┌────────

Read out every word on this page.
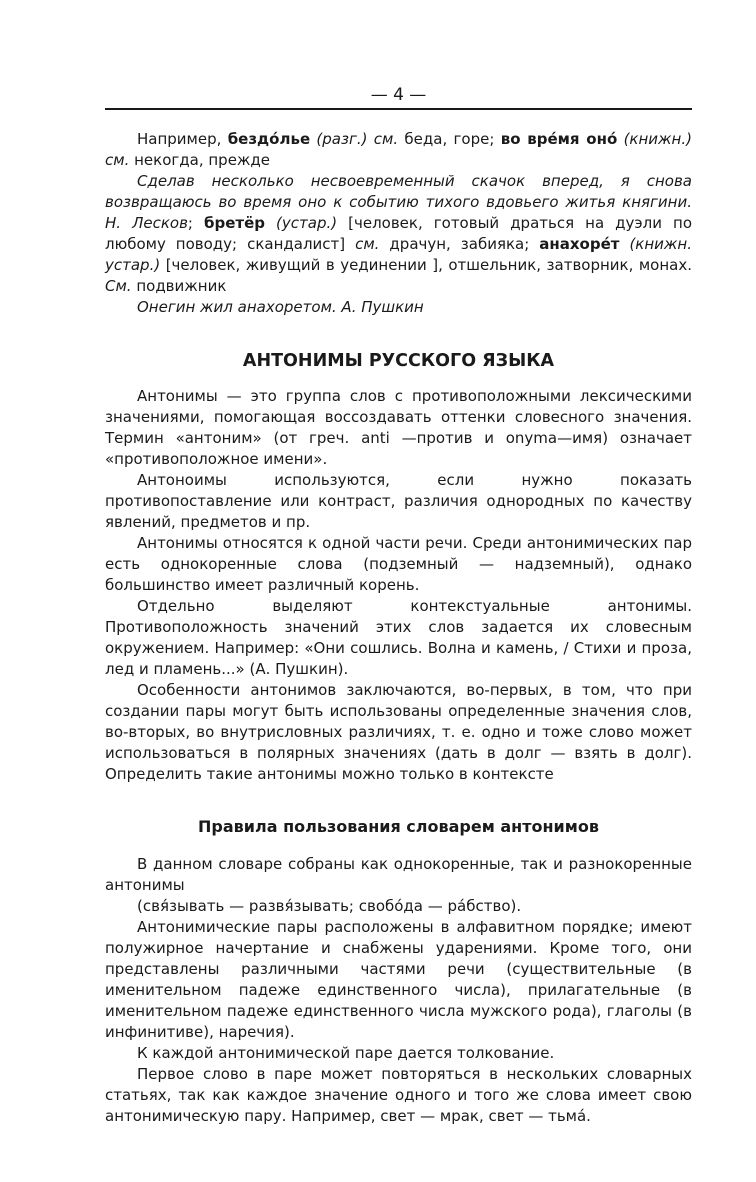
— 4 —

Например, бездóлье (разг.) см. беда, горе; во врéмя онó (книжн.) см. некогда, прежде

Сделав несколько несвоевременный скачок вперед, я снова возвращаюсь во время оно к событию тихого вдовьего житья княгини. Н. Лесков; бретёр (устар.) [человек, готовый драться на дуэли по любому поводу; скандалист] см. драчун, забияка; анахорéт (книжн. устар.) [человек, живущий в уединении ], отшельник, затворник, монах. См. подвижник

Онегин жил анахоретом. А. Пушкин

АНТОНИМЫ РУССКОГО ЯЗЫКА

Антонимы — это группа слов с противоположными лексическими значениями, помогающая воссоздавать оттенки словесного значения. Термин «антоним» (от греч. anti —против и onyma—имя) означает «противоположное имени».

Антоноимы используются, если нужно показать противопоставление или контраст, различия однородных по качеству явлений, предметов и пр.

Антонимы относятся к одной части речи. Среди антонимических пар есть однокоренные слова (подземный — надземный), однако большинство имеет различный корень.

Отдельно выделяют контекстуальные антонимы. Противоположность значений этих слов задается их словесным окружением. Например: «Они сошлись. Волна и камень, / Стихи и проза, лед и пламень...» (А. Пушкин).

Особенности антонимов заключаются, во-первых, в том, что при создании пары могут быть использованы определенные значения слов, во-вторых, во внутрисловных различиях, т. е. одно и тоже слово может использоваться в полярных значениях (дать в долг — взять в долг). Определить такие антонимы можно только в контексте

Правила пользования словарем антонимов

В данном словаре собраны как однокоренные, так и разнокоренные антонимы

(свя́зывать — развя́зывать; свобо́да — ра́бство).

Антонимические пары расположены в алфавитном порядке; имеют полужирное начертание и снабжены ударениями. Кроме того, они представлены различными частями речи (существительные (в именительном падеже единственного числа), прилагательные (в именительном падеже единственного числа мужского рода), глаголы (в инфинитиве), наречия).

К каждой антонимической паре дается толкование.

Первое слово в паре может повторяться в нескольких словарных статьях, так как каждое значение одного и того же слова имеет свою антонимическую пару. Например, свет — мрак, свет — тьма́.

└────────

### [Short exercise]
Print the records word for word and exclude any picture they hold.

### [Result of the exercise]
Read out every word on this page.
— 4 —

Например, бездóлье (разг.) см. беда, горе; во врéмя онó (книжн.) см. некогда, прежде

Сделав несколько несвоевременный скачок вперед, я снова возвращаюсь во время оно к событию тихого вдовьего житья княгини. Н. Лесков; бретёр (устар.) [человек, готовый драться на дуэли по любому поводу; скандалист] см. драчун, забияка; анахорéт (книжн. устар.) [человек, живущий в уединении ], отшельник, затворник, монах. См. подвижник

Онегин жил анахоретом. А. Пушкин

АНТОНИМЫ РУССКОГО ЯЗЫКА

Антонимы — это группа слов с противоположными лексическими значениями, помогающая воссоздавать оттенки словесного значения. Термин «антоним» (от греч. anti —против и onyma—имя) означает «противоположное имени».

Антоноимы используются, если нужно показать противопоставление или контраст, различия однородных по качеству явлений, предметов и пр.

Антонимы относятся к одной части речи. Среди антонимических пар есть однокоренные слова (подземный — надземный), однако большинство имеет различный корень.

Отдельно выделяют контекстуальные антонимы. Противоположность значений этих слов задается их словесным окружением. Например: «Они сошлись. Волна и камень, / Стихи и проза, лед и пламень...» (А. Пушкин).

Особенности антонимов заключаются, во-первых, в том, что при создании пары могут быть использованы определенные значения слов, во-вторых, во внутрисловных различиях, т. е. одно и тоже слово может использоваться в полярных значениях (дать в долг — взять в долг). Определить такие антонимы можно только в контексте

Правила пользования словарем антонимов

В данном словаре собраны как однокоренные, так и разнокоренные антонимы

(свя́зывать — развя́зывать; свобо́да — ра́бство).

Антонимические пары расположены в алфавитном порядке; имеют полужирное начертание и снабжены ударениями. Кроме того, они представлены различными частями речи (существительные (в именительном падеже единственного числа), прилагательные (в именительном падеже единственного числа мужского рода), глаголы (в инфинитиве), наречия).

К каждой антонимической паре дается толкование.

Первое слово в паре может повторяться в нескольких словарных статьях, так как каждое значение одного и того же слова имеет свою антонимическую пару. Например, свет — мрак, свет — тьма́.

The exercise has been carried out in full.